REQUEST:
Every line must be returned precisely as it is written.

MATERIAL SUPPLIED:
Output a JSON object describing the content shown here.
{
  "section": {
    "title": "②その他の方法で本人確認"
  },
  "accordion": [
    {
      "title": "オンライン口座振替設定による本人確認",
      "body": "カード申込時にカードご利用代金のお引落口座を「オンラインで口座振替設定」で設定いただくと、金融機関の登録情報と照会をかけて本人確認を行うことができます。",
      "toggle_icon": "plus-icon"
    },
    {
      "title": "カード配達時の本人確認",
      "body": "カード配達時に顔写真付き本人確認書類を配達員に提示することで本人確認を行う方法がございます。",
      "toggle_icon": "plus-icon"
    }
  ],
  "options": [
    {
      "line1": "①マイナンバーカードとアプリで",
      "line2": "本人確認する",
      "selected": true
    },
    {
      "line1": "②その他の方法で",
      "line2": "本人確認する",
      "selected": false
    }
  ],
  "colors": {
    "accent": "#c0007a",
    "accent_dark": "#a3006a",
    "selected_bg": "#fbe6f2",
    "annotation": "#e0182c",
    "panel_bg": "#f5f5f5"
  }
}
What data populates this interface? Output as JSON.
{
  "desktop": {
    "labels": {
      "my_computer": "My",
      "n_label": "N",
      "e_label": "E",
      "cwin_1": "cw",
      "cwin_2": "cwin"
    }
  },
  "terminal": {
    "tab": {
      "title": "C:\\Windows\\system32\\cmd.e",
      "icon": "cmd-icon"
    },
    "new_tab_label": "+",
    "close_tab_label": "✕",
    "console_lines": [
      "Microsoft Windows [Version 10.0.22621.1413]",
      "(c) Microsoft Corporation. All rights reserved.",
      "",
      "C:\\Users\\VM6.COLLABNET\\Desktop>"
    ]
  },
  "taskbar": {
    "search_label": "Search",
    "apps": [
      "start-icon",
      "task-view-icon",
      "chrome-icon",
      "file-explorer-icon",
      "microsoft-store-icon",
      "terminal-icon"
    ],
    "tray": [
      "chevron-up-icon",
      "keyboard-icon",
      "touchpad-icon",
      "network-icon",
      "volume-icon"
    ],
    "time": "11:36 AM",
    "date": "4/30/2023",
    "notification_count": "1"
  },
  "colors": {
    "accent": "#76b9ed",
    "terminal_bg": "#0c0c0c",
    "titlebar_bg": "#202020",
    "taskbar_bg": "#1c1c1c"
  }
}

FINISHED ANSWER:
Output a JSON object describing the content shown here.
{
  "section": {
    "title": "②その他の方法で本人確認"
  },
  "accordion": [
    {
      "title": "オンライン口座振替設定による本人確認",
      "body": "カード申込時にカードご利用代金のお引落口座を「オンラインで口座振替設定」で設定いただくと、金融機関の登録情報と照会をかけて本人確認を行うことができます。",
      "toggle_icon": "plus-icon"
    },
    {
      "title": "カード配達時の本人確認",
      "body": "カード配達時に顔写真付き本人確認書類を配達員に提示することで本人確認を行う方法がございます。",
      "toggle_icon": "plus-icon"
    }
  ],
  "options": [
    {
      "line1": "①マイナンバーカードとアプリで",
      "line2": "本人確認する",
      "selected": true
    },
    {
      "line1": "②その他の方法で",
      "line2": "本人確認する",
      "selected": false
    }
  ],
  "colors": {
    "accent": "#c0007a",
    "accent_dark": "#a3006a",
    "selected_bg": "#fbe6f2",
    "annotation": "#e0182c",
    "panel_bg": "#f5f5f5"
  }
}
What data populates this interface? Output as JSON.
{
  "desktop": {
    "labels": {
      "my_computer": "My",
      "n_label": "N",
      "e_label": "E",
      "cwin_1": "cw",
      "cwin_2": "cwin"
    }
  },
  "terminal": {
    "tab": {
      "title": "C:\\Windows\\system32\\cmd.e",
      "icon": "cmd-icon"
    },
    "new_tab_label": "+",
    "close_tab_label": "✕",
    "console_lines": [
      "Microsoft Windows [Version 10.0.22621.1413]",
      "(c) Microsoft Corporation. All rights reserved.",
      "",
      "C:\\Users\\VM6.COLLABNET\\Desktop>"
    ]
  },
  "taskbar": {
    "search_label": "Search",
    "apps": [
      "start-icon",
      "task-view-icon",
      "chrome-icon",
      "file-explorer-icon",
      "microsoft-store-icon",
      "terminal-icon"
    ],
    "tray": [
      "chevron-up-icon",
      "keyboard-icon",
      "touchpad-icon",
      "network-icon",
      "volume-icon"
    ],
    "time": "11:36 AM",
    "date": "4/30/2023",
    "notification_count": "1"
  },
  "colors": {
    "accent": "#76b9ed",
    "terminal_bg": "#0c0c0c",
    "titlebar_bg": "#202020",
    "taskbar_bg": "#1c1c1c"
  }
}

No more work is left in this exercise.